## DIRECTIONS
List all lines of the data that include the string "للرئيس".

Start of PROVIDED DATA

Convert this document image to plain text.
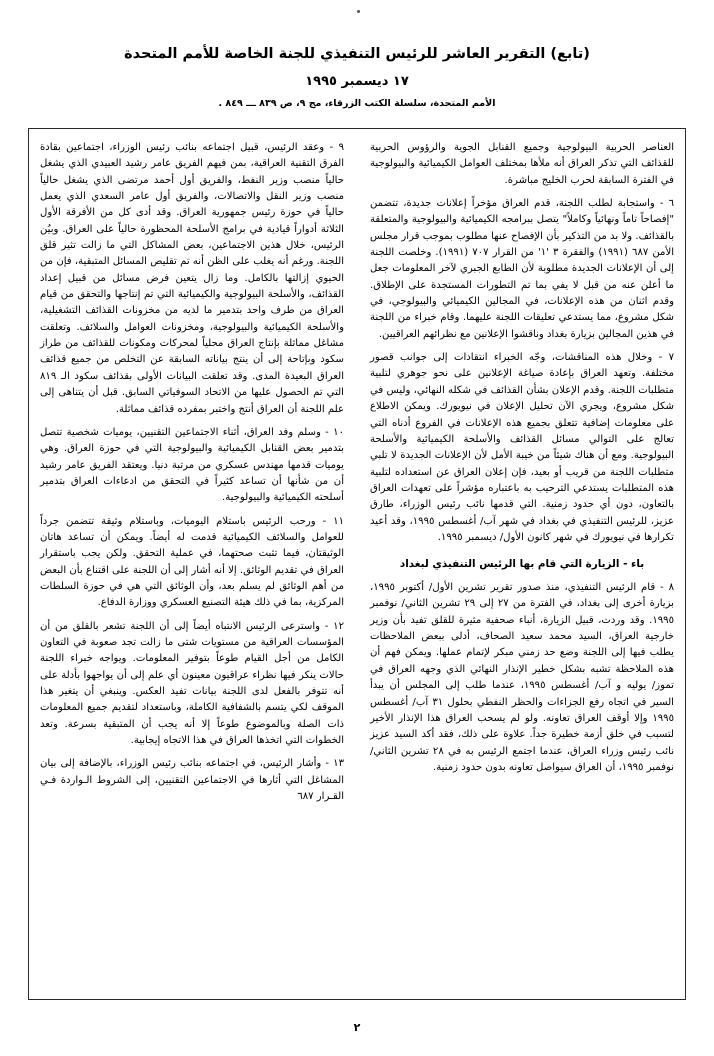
(تابع) التقرير العاشر للرئيس التنفيذي للجنة الخاصة للأمم المتحدة
١٧ ديسمبر ١٩٩٥
الأمم المتحدة، سلسلة الكتب الزرقاء، مج ٩، ص ٨٣٩ ـــ ٨٤٩ .

العناصر الحربية البيولوجية وجميع القنابل الجوية والرؤوس الحربية للقذائف التي تذكر العراق أنه ملأها بمختلف العوامل الكيميائية والبيولوجية في الفترة السابقة لحرب الخليج مباشرة.

٦ - واستجابة لطلب اللجنة، قدم العراق مؤخراً إعلانات جديدة، تتضمن "إفصاحاً تاماً ونهائياً وكاملاً" يتصل ببرامجه الكيميائية والبيولوجية والمتعلقة بالقذائف. ولا بد من التذكير بأن الإفصاح عنها مطلوب بموجب قرار مجلس الأمن ٦٨٧ (١٩٩١) والفقرة ٣ '١' من القرار ٧٠٧ (١٩٩١). وخلصت اللجنة إلى أن الإعلانات الجديدة مطلوبة لأن الطابع الجبري لآخر المعلومات جعل ما أعلن عنه من قبل لا يفي بما تم التطورات المستجدة على الإطلاق. وقدم اثنان من هذه الإعلانات، في المجالين الكيميائي والبيولوجي، في شكل مشروع، مما يستدعي تعليقات اللجنة عليهما. وقام خبراء من اللجنة في هذين المجالين بزيارة بغداد وناقشوا الإعلانين مع نظرائهم العراقيين.

٧ - وخلال هذه المناقشات، وجّه الخبراء انتقادات إلى جوانب قصور مختلفة. وتعهد العراق بإعادة صياغة الإعلانين على نحو جوهري لتلبية متطلبات اللجنة. وقدم الإعلان بشأن القذائف في شكله النهائي، وليس في شكل مشروع، ويجري الآن تحليل الإعلان في نيويورك. ويمكن الاطلاع على معلومات إضافية تتعلق بجميع هذه الإعلانات في الفروع أدناه التي تعالج على التوالي مسائل القذائف والأسلحة الكيميائية والأسلحة البيولوجية. ومع أن هناك شيئاً من خيبة الأمل لأن الإعلانات الجديدة لا تلبي متطلبات اللجنة من قريب أو بعيد، فإن إعلان العراق عن استعداده لتلبية هذه المتطلبات يستدعي الترحيب به باعتباره مؤشراً على تعهدات العراق بالتعاون، دون أي حدود زمنية. التي قدمها نائب رئيس الوزراء، طارق عزيز، للرئيس التنفيذي في بغداد في شهر آب/ أغسطس ١٩٩٥، وقد أعيد تكرارها في نيويورك في شهر كانون الأول/ ديسمبر ١٩٩٥.

باء - الزيارة التي قام بها الرئيس التنفيذي لبغداد

٨ - قام الرئيس التنفيذي، منذ صدور تقرير تشرين الأول/ أكتوبر ١٩٩٥، بزيارة أخرى إلى بغداد، في الفترة من ٢٧ إلى ٢٩ تشرين الثاني/ نوفمبر ١٩٩٥. وقد وردت، قبيل الزيارة، أنباء صحفية مثيرة للقلق تفيد بأن وزير خارجية العراق، السيد محمد سعيد الصحاف، أدلى ببعض الملاحظات يطلب فيها إلى اللجنة وضع حد زمني مبكر لإتمام عملها. ويمكن فهم أن هذه الملاحظة تشبه بشكل خطير الإنذار النهائي الذي وجهه العراق في تموز/ يوليه و آب/ أغسطس ١٩٩٥، عندما طلب إلى المجلس أن يبدأ السير في اتجاه رفع الجزاءات والحظر النفطي بحلول ٣١ آب/ أغسطس ١٩٩٥ وإلا أوقف العراق تعاونه. ولو لم يسحب العراق هذا الإنذار الأخير لتسبب في خلق أزمة خطيرة جداً. علاوة على ذلك، فقد أكد السيد عزيز نائب رئيس وزراء العراق، عندما اجتمع الرئيس به في ٢٨ تشرين الثاني/ نوفمبر ١٩٩٥، أن العراق سيواصل تعاونه بدون حدود زمنية.

٩ - وعقد الرئيس، قبيل اجتماعه بنائب رئيس الوزراء، اجتماعين بقادة الفرق التقنية العراقية، بمن فيهم الفريق عامر رشيد العبيدي الذي يشغل حالياً منصب وزير النفط، والفريق أول أحمد مرتضى الذي يشغل حالياً منصب وزير النقل والاتصالات، والفريق أول عامر السعدي الذي يعمل حالياً في حوزة رئيس جمهورية العراق. وقد أدى كل من الأفرقة الأول الثلاثة أدواراً قيادية في برامج الأسلحة المحظورة حالياً على العراق. وبيُن الرئيس، خلال هذين الاجتماعين، بعض المشاكل التي ما زالت تثير قلق اللجنة. ورغم أنه يغلب على الظن أنه تم تقليص المسائل المتبقية، فإن من الحيوي إزالتها بالكامل. وما زال يتعين فرض مسائل من قبيل إعداد القذائف، والأسلحة البيولوجية والكيميائية التي تم إنتاجها والتحقق من قيام العراق من طرف واحد بتدمير ما لديه من مخزونات القذائف التشغيلية، والأسلحة الكيميائية والبيولوجية، ومخزونات العوامل والسلائف. وتعلقت مشاغل مماثلة بإنتاج العراق محلياً لمحركات ومكونات للقذائف من طراز سكود وبإتاحة إلى أن ينتج بياناته السابقة عن التخلص من جميع قذائف العراق البعيدة المدى. وقد تعلقت البيانات الأولى بقذائف سكود الـ ٨١٩ التي تم الحصول عليها من الاتحاد السوفياتي السابق. قبل أن يتناهى إلى علم اللجنة أن العراق أنتج واختبر بمفرده قذائف مماثلة.

١٠ - وسلم وفد العراق، أثناء الاجتماعين التقنيين، يوميات شخصية تتصل بتدمير بعض القنابل الكيميائية والبيولوجية التي في حوزة العراق. وهي يوميات قدمها مهندس عسكري من مرتبة دنيا. ويعتقد الفريق عامر رشيد أن من شأنها أن تساعد كثيراً في التحقق من ادعاءات العراق بتدمير أسلحته الكيميائية والبيولوجية.

١١ - ورحب الرئيس باستلام اليوميات، وباستلام وثيقة تتضمن جرداً للعوامل والسلائف الكيميائية قدمت له أيضاً. ويمكن أن تساعد هاتان الوثيقتان، فيما تثبت صحتهما، في عملية التحقق. ولكن يجب باستقرار العراق في تقديم الوثائق. إلا أنه أشار إلى أن اللجنة على اقتناع بأن البعض من أهم الوثائق لم يسلم بعد، وأن الوثائق التي هي في حوزة السلطات المركزية، بما في ذلك هيئة التصنيع العسكري ووزارة الدفاع.

١٢ - واسترعى الرئيس الانتباه أيضاً إلى أن اللجنة تشعر بالقلق من أن المؤسسات العراقية من مستويات شتى ما زالت تجد صعوبة في التعاون الكامل من أجل القيام طوعاً بتوفير المعلومات. ويواجه خبراء اللجنة حالات ينكر فيها نظراء عراقيون معينون أي علم إلى أن يواجهوا بأدلة على أنه تتوفر بالفعل لدى اللجنة بيانات تفيد العكس. وينبغي أن يتغير هذا الموقف لكي يتسم بالشفافية الكاملة، وباستعداد لتقديم جميع المعلومات ذات الصلة وبالموضوع طوعاً إلا أنه يجب أن المتبقية بسرعة. وتعد الخطوات التي اتخذها العراق في هذا الاتجاه إيجابية.

١٣ - وأشار الرئيس، في اجتماعه بنائب رئيس الوزراء، بالإضافة إلى بيان المشاغل التي أثارها في الاجتماعين التقنيين، إلى الشروط الـواردة فـي القـرار ٦٨٧

٢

End of PROVIDED DATA

## PROBLEM SOLUTION
(تابع) التقرير العاشر للرئيس التنفيذي للجنة الخاصة للأمم المتحدة
٧ - وخلال هذه المناقشات، وجّه الخبراء انتقادات إلى جوانب قصور مختلفة. وتعهد العراق بإعادة صياغة الإعلانين على نحو جوهري لتلبية متطلبات اللجنة. وقدم الإعلان بشأن القذائف في شكله النهائي، وليس في شكل مشروع، ويجري الآن تحليل الإعلان في نيويورك. ويمكن الاطلاع على معلومات إضافية تتعلق بجميع هذه الإعلانات في الفروع أدناه التي تعالج على التوالي مسائل القذائف والأسلحة الكيميائية والأسلحة البيولوجية. ومع أن هناك شيئاً من خيبة الأمل لأن الإعلانات الجديدة لا تلبي متطلبات اللجنة من قريب أو بعيد، فإن إعلان العراق عن استعداده لتلبية هذه المتطلبات يستدعي الترحيب به باعتباره مؤشراً على تعهدات العراق بالتعاون، دون أي حدود زمنية. التي قدمها نائب رئيس الوزراء، طارق عزيز، للرئيس التنفيذي في بغداد في شهر آب/ أغسطس ١٩٩٥، وقد أعيد تكرارها في نيويورك في شهر كانون الأول/ ديسمبر ١٩٩٥.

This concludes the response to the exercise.